• _Given request_: Search the material and gather each line with "just" in it.

• _Input rows_:
□ □ □ □ □ □ □
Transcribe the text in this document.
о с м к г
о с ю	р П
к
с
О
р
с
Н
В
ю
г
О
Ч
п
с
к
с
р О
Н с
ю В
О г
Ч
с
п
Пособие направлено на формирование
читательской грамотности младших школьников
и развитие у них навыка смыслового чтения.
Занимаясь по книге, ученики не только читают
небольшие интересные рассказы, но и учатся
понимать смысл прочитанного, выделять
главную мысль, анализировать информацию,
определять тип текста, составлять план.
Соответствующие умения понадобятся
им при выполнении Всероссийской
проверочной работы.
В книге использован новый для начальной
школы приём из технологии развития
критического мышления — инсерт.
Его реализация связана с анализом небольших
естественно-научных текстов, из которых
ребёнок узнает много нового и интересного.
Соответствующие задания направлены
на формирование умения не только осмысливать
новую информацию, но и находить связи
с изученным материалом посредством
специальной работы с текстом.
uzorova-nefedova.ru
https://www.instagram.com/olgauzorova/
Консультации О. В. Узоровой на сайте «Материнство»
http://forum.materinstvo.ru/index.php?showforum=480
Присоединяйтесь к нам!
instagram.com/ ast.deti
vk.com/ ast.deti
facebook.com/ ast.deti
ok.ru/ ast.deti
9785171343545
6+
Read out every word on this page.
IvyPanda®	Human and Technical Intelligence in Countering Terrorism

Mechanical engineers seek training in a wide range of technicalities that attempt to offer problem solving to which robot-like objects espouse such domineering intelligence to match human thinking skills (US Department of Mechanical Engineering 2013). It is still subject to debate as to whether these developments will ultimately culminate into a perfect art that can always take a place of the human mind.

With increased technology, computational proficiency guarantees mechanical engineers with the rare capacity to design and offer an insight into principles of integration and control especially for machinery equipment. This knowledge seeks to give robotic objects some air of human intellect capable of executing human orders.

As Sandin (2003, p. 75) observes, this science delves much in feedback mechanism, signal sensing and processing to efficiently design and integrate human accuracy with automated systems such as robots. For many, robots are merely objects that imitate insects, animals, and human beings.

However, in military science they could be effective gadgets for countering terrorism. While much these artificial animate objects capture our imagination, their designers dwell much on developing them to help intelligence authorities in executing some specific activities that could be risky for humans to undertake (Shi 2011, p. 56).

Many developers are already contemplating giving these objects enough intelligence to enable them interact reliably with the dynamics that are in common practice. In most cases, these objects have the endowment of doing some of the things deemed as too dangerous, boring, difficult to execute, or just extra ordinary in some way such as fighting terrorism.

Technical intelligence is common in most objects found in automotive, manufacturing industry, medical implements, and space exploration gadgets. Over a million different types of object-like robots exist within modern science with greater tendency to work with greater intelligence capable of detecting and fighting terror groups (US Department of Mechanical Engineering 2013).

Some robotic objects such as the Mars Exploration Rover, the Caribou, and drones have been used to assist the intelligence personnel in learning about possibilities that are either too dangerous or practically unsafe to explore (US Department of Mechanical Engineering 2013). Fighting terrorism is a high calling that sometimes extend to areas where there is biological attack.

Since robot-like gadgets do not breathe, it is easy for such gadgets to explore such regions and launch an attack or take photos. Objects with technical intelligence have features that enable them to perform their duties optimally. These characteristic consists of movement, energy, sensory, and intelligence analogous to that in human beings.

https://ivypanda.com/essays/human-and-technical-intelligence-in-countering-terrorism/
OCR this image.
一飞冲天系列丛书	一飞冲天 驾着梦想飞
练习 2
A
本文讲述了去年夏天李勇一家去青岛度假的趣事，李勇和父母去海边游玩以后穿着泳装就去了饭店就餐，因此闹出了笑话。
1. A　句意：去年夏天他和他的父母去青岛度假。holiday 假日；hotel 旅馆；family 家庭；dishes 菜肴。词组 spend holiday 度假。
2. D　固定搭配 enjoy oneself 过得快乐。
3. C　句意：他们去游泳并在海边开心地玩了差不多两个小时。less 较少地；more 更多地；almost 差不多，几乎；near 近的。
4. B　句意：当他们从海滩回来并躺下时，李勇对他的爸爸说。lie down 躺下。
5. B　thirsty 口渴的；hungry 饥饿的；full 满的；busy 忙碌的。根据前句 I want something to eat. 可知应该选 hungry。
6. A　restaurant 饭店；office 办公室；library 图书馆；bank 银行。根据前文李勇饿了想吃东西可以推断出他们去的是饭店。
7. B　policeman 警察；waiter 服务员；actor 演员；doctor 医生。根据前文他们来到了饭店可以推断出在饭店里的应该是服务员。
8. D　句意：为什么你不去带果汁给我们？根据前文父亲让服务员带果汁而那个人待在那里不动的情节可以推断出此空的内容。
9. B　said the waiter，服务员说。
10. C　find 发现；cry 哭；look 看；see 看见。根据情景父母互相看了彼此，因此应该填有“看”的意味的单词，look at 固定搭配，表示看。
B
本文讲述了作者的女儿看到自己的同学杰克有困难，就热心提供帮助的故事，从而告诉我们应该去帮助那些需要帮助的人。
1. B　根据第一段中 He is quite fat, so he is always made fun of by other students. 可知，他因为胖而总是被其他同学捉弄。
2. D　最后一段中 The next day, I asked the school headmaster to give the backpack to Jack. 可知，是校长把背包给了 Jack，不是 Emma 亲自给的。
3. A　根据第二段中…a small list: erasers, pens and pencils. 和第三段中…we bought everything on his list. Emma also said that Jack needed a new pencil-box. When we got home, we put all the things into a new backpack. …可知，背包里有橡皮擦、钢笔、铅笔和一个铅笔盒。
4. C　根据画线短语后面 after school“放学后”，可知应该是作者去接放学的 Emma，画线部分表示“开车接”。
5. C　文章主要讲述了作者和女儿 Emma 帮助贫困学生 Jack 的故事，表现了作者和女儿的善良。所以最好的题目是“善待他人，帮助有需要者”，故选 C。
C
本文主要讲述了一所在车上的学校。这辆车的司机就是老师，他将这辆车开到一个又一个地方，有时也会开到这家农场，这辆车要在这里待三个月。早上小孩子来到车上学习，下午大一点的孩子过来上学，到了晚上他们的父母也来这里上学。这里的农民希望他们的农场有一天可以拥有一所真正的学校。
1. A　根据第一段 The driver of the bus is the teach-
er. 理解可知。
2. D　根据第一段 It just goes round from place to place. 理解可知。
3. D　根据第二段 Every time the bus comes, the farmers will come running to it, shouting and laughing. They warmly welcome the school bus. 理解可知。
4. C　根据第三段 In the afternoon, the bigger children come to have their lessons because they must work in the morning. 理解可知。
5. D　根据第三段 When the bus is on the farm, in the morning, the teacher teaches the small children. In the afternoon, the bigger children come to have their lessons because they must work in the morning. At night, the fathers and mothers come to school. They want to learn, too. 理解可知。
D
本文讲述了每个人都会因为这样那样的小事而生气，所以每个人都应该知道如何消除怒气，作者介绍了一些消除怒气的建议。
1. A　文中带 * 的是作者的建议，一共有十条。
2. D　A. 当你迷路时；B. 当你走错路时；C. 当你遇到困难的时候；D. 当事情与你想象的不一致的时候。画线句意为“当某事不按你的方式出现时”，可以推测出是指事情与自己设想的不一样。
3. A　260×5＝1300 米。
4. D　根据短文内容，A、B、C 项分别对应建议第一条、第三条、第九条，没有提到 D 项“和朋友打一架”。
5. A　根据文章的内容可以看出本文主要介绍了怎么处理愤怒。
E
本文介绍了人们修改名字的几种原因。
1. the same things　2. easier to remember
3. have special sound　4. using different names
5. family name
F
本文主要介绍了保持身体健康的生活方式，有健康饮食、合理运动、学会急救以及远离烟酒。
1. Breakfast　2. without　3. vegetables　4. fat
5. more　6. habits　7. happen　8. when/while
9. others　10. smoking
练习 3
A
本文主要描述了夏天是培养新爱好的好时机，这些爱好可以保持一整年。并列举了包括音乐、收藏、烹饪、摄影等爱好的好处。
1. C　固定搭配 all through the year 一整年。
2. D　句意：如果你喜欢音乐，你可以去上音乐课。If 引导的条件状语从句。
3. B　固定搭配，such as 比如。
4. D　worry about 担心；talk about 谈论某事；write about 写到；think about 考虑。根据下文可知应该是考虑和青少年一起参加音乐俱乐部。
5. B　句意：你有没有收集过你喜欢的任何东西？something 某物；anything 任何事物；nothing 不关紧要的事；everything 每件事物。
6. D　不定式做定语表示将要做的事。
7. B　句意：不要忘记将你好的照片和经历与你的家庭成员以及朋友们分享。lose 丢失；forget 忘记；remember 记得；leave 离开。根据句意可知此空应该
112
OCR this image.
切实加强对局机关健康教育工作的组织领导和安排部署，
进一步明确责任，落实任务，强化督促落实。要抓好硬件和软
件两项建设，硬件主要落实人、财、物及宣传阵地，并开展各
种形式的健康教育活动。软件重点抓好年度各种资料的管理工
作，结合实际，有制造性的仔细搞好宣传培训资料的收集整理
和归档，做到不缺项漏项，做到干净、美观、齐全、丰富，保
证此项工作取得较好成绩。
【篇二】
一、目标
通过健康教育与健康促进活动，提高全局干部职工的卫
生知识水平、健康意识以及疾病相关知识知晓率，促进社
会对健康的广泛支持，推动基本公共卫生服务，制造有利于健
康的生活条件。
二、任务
□ □ □ □ □ □ □
• _Complete answer_:
Many developers are already contemplating giving these objects enough intelligence to enable them interact reliably with the dynamics that are in common practice. In most cases, these objects have the endowment of doing some of the things deemed as too dangerous, boring, difficult to execute, or just extra ordinary in some way such as fighting terrorism.
2. D　根据第一段 It just goes round from place to place. 理解可知。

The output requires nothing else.